+++ Provided data

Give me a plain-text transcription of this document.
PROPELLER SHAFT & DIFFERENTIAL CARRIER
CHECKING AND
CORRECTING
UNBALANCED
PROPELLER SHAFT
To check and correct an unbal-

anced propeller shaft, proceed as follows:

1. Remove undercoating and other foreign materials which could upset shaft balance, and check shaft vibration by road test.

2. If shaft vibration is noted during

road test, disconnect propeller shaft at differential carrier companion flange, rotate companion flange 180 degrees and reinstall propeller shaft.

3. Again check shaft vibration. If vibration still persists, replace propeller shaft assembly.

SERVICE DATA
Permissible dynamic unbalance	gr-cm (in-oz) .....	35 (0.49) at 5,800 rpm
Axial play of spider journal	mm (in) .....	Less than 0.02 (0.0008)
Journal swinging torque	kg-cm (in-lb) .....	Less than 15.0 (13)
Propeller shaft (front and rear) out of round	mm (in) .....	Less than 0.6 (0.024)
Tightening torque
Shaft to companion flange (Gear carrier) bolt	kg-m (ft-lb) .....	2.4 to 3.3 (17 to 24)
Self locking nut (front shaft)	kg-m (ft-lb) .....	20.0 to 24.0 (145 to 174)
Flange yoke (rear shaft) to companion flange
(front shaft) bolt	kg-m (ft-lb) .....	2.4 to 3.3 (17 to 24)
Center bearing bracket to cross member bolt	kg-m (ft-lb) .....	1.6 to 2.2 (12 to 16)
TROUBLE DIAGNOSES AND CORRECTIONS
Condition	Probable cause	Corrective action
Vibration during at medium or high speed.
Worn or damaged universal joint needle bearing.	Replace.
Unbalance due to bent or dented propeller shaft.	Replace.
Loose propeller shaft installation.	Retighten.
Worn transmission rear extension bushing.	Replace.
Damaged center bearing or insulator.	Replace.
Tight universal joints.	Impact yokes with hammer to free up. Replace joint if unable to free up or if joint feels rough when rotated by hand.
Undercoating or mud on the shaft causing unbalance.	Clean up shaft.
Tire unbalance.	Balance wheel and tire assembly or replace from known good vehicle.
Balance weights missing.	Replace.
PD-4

++++++

Stated task: Repeat the records above exactly as they appear.

Output:
Give me a plain-text transcription of this document.
PROPELLER SHAFT & DIFFERENTIAL CARRIER
CHECKING AND
CORRECTING
UNBALANCED
PROPELLER SHAFT
To check and correct an unbal-

anced propeller shaft, proceed as follows:

1. Remove undercoating and other foreign materials which could upset shaft balance, and check shaft vibration by road test.

2. If shaft vibration is noted during

road test, disconnect propeller shaft at differential carrier companion flange, rotate companion flange 180 degrees and reinstall propeller shaft.

3. Again check shaft vibration. If vibration still persists, replace propeller shaft assembly.

SERVICE DATA
Permissible dynamic unbalance	gr-cm (in-oz) .....	35 (0.49) at 5,800 rpm
Axial play of spider journal	mm (in) .....	Less than 0.02 (0.0008)
Journal swinging torque	kg-cm (in-lb) .....	Less than 15.0 (13)
Propeller shaft (front and rear) out of round	mm (in) .....	Less than 0.6 (0.024)
Tightening torque
Shaft to companion flange (Gear carrier) bolt	kg-m (ft-lb) .....	2.4 to 3.3 (17 to 24)
Self locking nut (front shaft)	kg-m (ft-lb) .....	20.0 to 24.0 (145 to 174)
Flange yoke (rear shaft) to companion flange
(front shaft) bolt	kg-m (ft-lb) .....	2.4 to 3.3 (17 to 24)
Center bearing bracket to cross member bolt	kg-m (ft-lb) .....	1.6 to 2.2 (12 to 16)
TROUBLE DIAGNOSES AND CORRECTIONS
Condition	Probable cause	Corrective action
Vibration during at medium or high speed.
Worn or damaged universal joint needle bearing.	Replace.
Unbalance due to bent or dented propeller shaft.	Replace.
Loose propeller shaft installation.	Retighten.
Worn transmission rear extension bushing.	Replace.
Damaged center bearing or insulator.	Replace.
Tight universal joints.	Impact yokes with hammer to free up. Replace joint if unable to free up or if joint feels rough when rotated by hand.
Undercoating or mud on the shaft causing unbalance.	Clean up shaft.
Tire unbalance.	Balance wheel and tire assembly or replace from known good vehicle.
Balance weights missing.	Replace.
PD-4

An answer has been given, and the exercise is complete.